>> Start Supplied data
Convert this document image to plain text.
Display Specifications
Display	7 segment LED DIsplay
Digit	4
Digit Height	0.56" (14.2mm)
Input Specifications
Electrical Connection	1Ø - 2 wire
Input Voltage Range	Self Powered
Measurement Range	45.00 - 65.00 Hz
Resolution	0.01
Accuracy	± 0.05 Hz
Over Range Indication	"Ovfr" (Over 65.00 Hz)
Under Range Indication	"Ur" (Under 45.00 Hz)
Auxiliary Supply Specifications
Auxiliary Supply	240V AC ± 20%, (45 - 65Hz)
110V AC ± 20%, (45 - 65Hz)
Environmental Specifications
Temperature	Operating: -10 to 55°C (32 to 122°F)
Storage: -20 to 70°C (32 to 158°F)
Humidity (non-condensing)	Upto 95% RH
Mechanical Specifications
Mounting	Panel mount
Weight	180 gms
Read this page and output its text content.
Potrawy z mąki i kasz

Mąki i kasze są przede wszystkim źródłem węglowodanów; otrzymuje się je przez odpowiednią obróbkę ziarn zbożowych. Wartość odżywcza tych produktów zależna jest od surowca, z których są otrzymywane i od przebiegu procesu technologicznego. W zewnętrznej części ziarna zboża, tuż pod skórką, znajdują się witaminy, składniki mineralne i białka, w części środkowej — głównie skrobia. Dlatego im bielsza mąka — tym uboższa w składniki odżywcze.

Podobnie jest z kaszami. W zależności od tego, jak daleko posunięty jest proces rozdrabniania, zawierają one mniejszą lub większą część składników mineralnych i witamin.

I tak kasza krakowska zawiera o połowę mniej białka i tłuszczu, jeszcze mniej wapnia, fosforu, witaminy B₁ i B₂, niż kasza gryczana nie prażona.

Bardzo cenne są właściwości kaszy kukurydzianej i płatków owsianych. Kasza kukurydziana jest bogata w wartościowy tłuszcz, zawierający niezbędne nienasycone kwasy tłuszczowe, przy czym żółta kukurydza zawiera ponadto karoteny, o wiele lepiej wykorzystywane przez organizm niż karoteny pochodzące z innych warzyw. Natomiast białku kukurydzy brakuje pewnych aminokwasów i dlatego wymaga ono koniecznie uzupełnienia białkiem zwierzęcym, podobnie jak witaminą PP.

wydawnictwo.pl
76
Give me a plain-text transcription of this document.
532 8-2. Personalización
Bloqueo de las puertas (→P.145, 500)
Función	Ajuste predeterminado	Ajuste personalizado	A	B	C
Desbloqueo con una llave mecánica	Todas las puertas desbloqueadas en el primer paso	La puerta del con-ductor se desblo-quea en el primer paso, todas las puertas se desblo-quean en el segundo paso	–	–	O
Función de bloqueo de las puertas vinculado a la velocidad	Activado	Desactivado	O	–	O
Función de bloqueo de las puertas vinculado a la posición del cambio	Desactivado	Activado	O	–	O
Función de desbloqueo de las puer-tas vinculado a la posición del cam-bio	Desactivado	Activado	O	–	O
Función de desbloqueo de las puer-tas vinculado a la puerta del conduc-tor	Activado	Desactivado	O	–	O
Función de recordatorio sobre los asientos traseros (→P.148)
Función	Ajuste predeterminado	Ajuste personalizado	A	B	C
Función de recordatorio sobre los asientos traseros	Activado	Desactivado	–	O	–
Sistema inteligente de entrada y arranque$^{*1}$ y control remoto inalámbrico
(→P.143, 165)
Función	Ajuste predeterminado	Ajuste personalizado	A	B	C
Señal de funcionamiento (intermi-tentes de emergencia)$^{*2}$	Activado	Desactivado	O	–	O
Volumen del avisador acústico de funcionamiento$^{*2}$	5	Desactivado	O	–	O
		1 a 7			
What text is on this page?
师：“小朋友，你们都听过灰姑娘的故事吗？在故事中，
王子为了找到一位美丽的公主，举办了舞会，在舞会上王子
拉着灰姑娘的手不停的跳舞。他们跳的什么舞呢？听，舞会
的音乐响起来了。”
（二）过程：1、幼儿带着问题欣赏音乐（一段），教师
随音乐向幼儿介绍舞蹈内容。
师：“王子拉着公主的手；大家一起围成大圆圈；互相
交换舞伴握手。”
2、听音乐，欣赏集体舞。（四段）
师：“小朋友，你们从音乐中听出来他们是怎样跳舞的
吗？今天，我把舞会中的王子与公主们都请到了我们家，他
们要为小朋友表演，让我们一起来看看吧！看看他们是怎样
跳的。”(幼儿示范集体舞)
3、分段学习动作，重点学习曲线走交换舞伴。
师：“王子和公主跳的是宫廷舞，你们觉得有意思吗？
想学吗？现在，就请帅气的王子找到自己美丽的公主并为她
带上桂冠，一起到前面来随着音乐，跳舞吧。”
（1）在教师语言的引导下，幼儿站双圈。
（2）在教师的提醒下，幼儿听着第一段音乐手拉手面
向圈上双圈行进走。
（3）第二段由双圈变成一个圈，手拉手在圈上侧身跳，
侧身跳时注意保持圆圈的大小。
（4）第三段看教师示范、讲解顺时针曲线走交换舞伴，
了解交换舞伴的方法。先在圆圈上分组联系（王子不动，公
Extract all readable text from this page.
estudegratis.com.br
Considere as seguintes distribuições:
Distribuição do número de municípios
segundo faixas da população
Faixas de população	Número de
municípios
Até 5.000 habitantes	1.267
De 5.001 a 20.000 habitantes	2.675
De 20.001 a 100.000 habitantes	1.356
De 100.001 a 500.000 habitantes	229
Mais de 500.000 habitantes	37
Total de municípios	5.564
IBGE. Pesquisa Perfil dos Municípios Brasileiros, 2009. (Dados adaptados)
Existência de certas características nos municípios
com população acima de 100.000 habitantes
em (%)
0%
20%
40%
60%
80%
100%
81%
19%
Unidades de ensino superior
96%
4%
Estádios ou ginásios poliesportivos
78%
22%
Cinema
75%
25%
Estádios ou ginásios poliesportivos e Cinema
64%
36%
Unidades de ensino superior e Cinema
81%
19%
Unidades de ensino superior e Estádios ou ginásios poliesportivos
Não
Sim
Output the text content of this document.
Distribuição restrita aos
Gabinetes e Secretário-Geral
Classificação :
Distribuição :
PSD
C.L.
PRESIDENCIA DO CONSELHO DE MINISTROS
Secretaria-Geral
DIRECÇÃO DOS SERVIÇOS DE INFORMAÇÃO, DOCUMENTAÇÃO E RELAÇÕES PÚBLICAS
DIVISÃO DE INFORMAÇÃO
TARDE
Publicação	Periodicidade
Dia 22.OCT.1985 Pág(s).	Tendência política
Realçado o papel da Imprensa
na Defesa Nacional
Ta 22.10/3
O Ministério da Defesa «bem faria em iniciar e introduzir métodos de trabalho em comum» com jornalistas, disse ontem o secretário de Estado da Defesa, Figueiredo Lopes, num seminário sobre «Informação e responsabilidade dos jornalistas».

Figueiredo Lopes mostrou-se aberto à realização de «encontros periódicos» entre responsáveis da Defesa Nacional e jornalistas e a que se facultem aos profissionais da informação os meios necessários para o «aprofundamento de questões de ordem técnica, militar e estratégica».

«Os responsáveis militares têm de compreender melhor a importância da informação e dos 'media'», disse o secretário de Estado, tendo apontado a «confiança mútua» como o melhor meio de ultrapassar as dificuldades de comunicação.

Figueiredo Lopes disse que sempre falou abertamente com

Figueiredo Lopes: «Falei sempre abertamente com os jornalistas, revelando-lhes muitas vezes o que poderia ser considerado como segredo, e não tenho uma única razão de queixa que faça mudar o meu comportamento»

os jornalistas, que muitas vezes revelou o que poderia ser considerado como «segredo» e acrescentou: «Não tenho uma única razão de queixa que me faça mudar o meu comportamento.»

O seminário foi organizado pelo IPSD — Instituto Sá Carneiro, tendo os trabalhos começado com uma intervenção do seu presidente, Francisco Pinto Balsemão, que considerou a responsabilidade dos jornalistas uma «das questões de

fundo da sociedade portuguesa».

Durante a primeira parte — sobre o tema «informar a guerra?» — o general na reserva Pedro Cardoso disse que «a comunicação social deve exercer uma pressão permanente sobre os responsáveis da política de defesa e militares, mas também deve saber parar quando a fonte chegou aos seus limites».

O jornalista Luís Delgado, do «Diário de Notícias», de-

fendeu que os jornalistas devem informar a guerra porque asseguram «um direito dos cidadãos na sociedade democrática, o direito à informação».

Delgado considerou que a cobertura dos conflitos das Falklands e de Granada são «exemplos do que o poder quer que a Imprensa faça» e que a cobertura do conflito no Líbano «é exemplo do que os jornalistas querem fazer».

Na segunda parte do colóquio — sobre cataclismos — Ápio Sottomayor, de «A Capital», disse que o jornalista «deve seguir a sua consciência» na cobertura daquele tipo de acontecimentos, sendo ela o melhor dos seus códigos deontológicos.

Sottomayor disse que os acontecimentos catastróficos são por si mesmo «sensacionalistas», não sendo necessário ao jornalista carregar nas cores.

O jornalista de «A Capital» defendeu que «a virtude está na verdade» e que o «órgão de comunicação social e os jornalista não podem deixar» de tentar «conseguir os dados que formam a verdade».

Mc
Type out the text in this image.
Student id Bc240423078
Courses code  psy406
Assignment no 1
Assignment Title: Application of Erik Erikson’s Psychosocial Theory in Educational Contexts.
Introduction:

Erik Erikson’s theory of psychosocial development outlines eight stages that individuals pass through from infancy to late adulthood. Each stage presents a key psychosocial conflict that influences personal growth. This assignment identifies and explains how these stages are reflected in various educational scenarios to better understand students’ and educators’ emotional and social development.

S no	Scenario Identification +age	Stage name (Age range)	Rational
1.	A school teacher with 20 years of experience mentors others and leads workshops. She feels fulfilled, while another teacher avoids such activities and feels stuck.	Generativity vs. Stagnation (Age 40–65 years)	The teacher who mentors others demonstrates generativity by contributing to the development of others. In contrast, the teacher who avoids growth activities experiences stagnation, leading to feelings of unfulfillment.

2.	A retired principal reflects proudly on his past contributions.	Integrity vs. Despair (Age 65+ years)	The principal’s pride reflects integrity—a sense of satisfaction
>> End Supplied data
» **Exercise instructions**
Copy each line in the data that holds the word "vinculado".

» **Answer to the problem**
Función de bloqueo de las puertas vinculado a la velocidad	Activado	Desactivado	O	–	O
Función de bloqueo de las puertas vinculado a la posición del cambio	Desactivado	Activado	O	–	O
Función de desbloqueo de las puer-tas vinculado a la posición del cam-bio	Desactivado	Activado	O	–	O
Función de desbloqueo de las puer-tas vinculado a la puerta del conduc-tor	Activado	Desactivado	O	–	O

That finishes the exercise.